(Dataset items)
########################################

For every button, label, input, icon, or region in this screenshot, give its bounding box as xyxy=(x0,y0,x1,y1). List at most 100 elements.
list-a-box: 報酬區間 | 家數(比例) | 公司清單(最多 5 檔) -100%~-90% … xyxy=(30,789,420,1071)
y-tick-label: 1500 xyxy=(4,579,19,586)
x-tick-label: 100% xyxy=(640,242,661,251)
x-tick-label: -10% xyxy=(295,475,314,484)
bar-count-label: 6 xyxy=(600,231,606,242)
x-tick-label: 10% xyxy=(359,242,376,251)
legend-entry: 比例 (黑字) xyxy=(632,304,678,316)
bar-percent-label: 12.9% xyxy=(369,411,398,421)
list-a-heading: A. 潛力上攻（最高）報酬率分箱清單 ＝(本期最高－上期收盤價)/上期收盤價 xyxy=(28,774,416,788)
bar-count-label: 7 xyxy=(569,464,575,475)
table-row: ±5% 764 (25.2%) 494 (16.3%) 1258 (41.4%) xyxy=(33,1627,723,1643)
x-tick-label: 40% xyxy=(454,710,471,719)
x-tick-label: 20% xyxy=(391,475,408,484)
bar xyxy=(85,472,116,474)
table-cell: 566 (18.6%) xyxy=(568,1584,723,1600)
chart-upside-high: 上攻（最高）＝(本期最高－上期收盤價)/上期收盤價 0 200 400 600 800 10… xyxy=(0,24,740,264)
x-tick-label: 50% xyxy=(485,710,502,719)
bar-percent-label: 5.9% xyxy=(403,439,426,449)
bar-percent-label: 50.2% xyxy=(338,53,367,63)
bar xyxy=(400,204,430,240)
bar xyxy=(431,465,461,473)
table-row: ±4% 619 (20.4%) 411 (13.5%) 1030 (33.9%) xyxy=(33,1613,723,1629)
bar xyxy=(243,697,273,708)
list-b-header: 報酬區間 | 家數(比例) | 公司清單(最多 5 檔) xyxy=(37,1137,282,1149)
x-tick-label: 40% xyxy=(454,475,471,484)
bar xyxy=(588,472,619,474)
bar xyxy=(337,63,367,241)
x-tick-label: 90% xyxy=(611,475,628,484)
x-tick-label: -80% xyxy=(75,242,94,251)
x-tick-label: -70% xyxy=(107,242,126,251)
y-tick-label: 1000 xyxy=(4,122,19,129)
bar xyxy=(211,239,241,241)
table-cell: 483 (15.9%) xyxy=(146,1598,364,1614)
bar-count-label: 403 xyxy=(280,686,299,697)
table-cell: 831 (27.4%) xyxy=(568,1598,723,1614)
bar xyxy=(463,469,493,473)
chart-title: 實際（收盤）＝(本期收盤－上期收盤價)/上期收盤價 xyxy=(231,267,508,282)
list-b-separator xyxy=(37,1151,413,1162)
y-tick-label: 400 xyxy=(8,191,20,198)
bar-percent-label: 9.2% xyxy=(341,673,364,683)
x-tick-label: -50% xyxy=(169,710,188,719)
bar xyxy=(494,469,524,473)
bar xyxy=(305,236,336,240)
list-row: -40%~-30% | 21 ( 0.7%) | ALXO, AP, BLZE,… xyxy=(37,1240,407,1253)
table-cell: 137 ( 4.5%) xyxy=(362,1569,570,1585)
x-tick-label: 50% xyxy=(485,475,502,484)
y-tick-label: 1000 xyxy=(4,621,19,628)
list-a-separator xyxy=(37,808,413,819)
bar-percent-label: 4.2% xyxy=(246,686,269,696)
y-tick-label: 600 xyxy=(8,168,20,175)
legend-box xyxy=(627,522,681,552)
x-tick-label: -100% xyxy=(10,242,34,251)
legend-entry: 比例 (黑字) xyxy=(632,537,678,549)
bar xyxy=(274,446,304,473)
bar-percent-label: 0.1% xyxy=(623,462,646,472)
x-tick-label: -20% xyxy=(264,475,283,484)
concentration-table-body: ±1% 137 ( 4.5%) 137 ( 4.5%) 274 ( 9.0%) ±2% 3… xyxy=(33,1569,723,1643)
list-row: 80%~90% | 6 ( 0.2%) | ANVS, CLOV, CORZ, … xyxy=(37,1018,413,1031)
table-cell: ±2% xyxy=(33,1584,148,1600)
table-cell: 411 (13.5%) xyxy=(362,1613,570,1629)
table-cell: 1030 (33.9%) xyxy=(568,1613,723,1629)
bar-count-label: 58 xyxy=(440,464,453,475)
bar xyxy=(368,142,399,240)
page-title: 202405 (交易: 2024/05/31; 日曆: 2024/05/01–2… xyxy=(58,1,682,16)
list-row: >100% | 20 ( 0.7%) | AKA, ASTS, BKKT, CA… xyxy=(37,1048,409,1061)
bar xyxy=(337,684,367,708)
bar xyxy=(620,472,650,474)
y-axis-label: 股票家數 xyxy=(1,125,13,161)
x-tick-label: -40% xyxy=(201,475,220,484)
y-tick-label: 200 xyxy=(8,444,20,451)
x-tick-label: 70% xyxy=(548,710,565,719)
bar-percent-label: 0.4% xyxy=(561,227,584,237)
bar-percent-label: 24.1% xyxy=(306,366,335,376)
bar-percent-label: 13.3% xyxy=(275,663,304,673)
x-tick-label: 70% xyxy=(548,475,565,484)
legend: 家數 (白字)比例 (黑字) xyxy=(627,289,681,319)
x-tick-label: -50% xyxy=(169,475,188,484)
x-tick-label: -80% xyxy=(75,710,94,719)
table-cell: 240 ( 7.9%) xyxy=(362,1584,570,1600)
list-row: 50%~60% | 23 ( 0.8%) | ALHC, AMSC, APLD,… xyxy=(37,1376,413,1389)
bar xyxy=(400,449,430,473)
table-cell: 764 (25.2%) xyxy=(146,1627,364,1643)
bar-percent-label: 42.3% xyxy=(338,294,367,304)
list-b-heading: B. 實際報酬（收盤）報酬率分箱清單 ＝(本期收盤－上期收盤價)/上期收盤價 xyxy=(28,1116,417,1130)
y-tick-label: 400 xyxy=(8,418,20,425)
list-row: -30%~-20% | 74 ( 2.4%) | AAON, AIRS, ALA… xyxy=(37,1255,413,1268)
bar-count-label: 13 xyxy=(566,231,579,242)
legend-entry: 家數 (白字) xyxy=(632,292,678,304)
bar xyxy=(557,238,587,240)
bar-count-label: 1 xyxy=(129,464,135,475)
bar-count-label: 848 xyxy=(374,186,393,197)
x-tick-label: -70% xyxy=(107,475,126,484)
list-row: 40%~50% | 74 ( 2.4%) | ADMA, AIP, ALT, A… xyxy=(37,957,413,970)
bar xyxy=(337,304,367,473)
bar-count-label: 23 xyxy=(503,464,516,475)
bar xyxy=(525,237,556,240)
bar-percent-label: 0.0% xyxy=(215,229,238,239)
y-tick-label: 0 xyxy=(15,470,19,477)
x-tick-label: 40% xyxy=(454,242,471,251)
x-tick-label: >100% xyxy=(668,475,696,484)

########################################

## TASK INSTRUCTIONS
Retype every line of the records above, character for character, with nothing added or left out.

## REPLY
For every button, label, input, icon, or region in this screenshot, give its bounding box as xyxy=(x0,y0,x1,y1). List at most 100 elements.
list-a-box: 報酬區間 | 家數(比例) | 公司清單(最多 5 檔) -100%~-90% … xyxy=(30,789,420,1071)
y-tick-label: 1500 xyxy=(4,579,19,586)
x-tick-label: 100% xyxy=(640,242,661,251)
x-tick-label: -10% xyxy=(295,475,314,484)
bar-count-label: 6 xyxy=(600,231,606,242)
x-tick-label: 10% xyxy=(359,242,376,251)
legend-entry: 比例 (黑字) xyxy=(632,304,678,316)
bar-percent-label: 12.9% xyxy=(369,411,398,421)
list-a-heading: A. 潛力上攻（最高）報酬率分箱清單 ＝(本期最高－上期收盤價)/上期收盤價 xyxy=(28,774,416,788)
bar-count-label: 7 xyxy=(569,464,575,475)
table-row: ±5% 764 (25.2%) 494 (16.3%) 1258 (41.4%) xyxy=(33,1627,723,1643)
x-tick-label: 40% xyxy=(454,710,471,719)
x-tick-label: 20% xyxy=(391,475,408,484)
bar xyxy=(85,472,116,474)
table-cell: 566 (18.6%) xyxy=(568,1584,723,1600)
chart-upside-high: 上攻（最高）＝(本期最高－上期收盤價)/上期收盤價 0 200 400 600 800 10… xyxy=(0,24,740,264)
x-tick-label: 50% xyxy=(485,710,502,719)
bar-percent-label: 5.9% xyxy=(403,439,426,449)
bar-percent-label: 50.2% xyxy=(338,53,367,63)
bar xyxy=(400,204,430,240)
bar xyxy=(431,465,461,473)
table-row: ±4% 619 (20.4%) 411 (13.5%) 1030 (33.9%) xyxy=(33,1613,723,1629)
bar xyxy=(243,697,273,708)
list-b-header: 報酬區間 | 家數(比例) | 公司清單(最多 5 檔) xyxy=(37,1137,282,1149)
x-tick-label: 40% xyxy=(454,475,471,484)
bar xyxy=(588,472,619,474)
bar xyxy=(337,63,367,241)
x-tick-label: 90% xyxy=(611,475,628,484)
x-tick-label: -80% xyxy=(75,242,94,251)
x-tick-label: -70% xyxy=(107,242,126,251)
y-tick-label: 1000 xyxy=(4,122,19,129)
bar xyxy=(211,239,241,241)
table-cell: 483 (15.9%) xyxy=(146,1598,364,1614)
bar-count-label: 403 xyxy=(280,686,299,697)
table-cell: 831 (27.4%) xyxy=(568,1598,723,1614)
bar xyxy=(463,469,493,473)
chart-title: 實際（收盤）＝(本期收盤－上期收盤價)/上期收盤價 xyxy=(231,267,508,282)
list-b-separator xyxy=(37,1151,413,1162)
y-tick-label: 400 xyxy=(8,191,20,198)
bar-percent-label: 9.2% xyxy=(341,673,364,683)
x-tick-label: -50% xyxy=(169,710,188,719)
bar xyxy=(494,469,524,473)
bar xyxy=(305,236,336,240)
list-row: -40%~-30% | 21 ( 0.7%) | ALXO, AP, BLZE,… xyxy=(37,1240,407,1253)
table-cell: 137 ( 4.5%) xyxy=(362,1569,570,1585)
x-tick-label: 50% xyxy=(485,475,502,484)
y-tick-label: 1000 xyxy=(4,621,19,628)
list-a-separator xyxy=(37,808,413,819)
bar-percent-label: 4.2% xyxy=(246,686,269,696)
y-tick-label: 600 xyxy=(8,168,20,175)
legend-box xyxy=(627,522,681,552)
x-tick-label: -100% xyxy=(10,242,34,251)
legend-entry: 比例 (黑字) xyxy=(632,537,678,549)
bar xyxy=(274,446,304,473)
bar-percent-label: 0.1% xyxy=(623,462,646,472)
x-tick-label: -20% xyxy=(264,475,283,484)
concentration-table-body: ±1% 137 ( 4.5%) 137 ( 4.5%) 274 ( 9.0%) ±2% 3… xyxy=(33,1569,723,1643)
list-row: 80%~90% | 6 ( 0.2%) | ANVS, CLOV, CORZ, … xyxy=(37,1018,413,1031)
table-cell: ±2% xyxy=(33,1584,148,1600)
table-cell: 411 (13.5%) xyxy=(362,1613,570,1629)
table-cell: 1030 (33.9%) xyxy=(568,1613,723,1629)
bar-count-label: 58 xyxy=(440,464,453,475)
bar xyxy=(368,142,399,240)
page-title: 202405 (交易: 2024/05/31; 日曆: 2024/05/01–2… xyxy=(58,1,682,16)
list-row: >100% | 20 ( 0.7%) | AKA, ASTS, BKKT, CA… xyxy=(37,1048,409,1061)
bar xyxy=(337,684,367,708)
bar xyxy=(620,472,650,474)
y-axis-label: 股票家數 xyxy=(1,125,13,161)
x-tick-label: -40% xyxy=(201,475,220,484)
y-tick-label: 200 xyxy=(8,444,20,451)
x-tick-label: 70% xyxy=(548,710,565,719)
bar-percent-label: 0.4% xyxy=(561,227,584,237)
bar-percent-label: 24.1% xyxy=(306,366,335,376)
bar-percent-label: 13.3% xyxy=(275,663,304,673)
x-tick-label: 70% xyxy=(548,475,565,484)
legend: 家數 (白字)比例 (黑字) xyxy=(627,289,681,319)
x-tick-label: -50% xyxy=(169,475,188,484)
x-tick-label: -80% xyxy=(75,710,94,719)
table-cell: 240 ( 7.9%) xyxy=(362,1584,570,1600)
list-row: 50%~60% | 23 ( 0.8%) | ALHC, AMSC, APLD,… xyxy=(37,1376,413,1389)
bar xyxy=(400,449,430,473)
table-cell: 764 (25.2%) xyxy=(146,1627,364,1643)
bar-percent-label: 42.3% xyxy=(338,294,367,304)
list-b-heading: B. 實際報酬（收盤）報酬率分箱清單 ＝(本期收盤－上期收盤價)/上期收盤價 xyxy=(28,1116,417,1130)
y-tick-label: 400 xyxy=(8,418,20,425)
list-row: -30%~-20% | 74 ( 2.4%) | AAON, AIRS, ALA… xyxy=(37,1255,413,1268)
bar-count-label: 13 xyxy=(566,231,579,242)
legend-entry: 家數 (白字) xyxy=(632,292,678,304)
bar xyxy=(557,238,587,240)
bar-count-label: 1 xyxy=(129,464,135,475)
bar-count-label: 848 xyxy=(374,186,393,197)
x-tick-label: -70% xyxy=(107,475,126,484)
list-row: 40%~50% | 74 ( 2.4%) | ADMA, AIP, ALT, A… xyxy=(37,957,413,970)
bar xyxy=(337,304,367,473)
bar-count-label: 23 xyxy=(503,464,516,475)
bar xyxy=(525,237,556,240)
bar-percent-label: 0.0% xyxy=(215,229,238,239)
y-tick-label: 0 xyxy=(15,470,19,477)
x-tick-label: 40% xyxy=(454,242,471,251)
x-tick-label: >100% xyxy=(668,475,696,484)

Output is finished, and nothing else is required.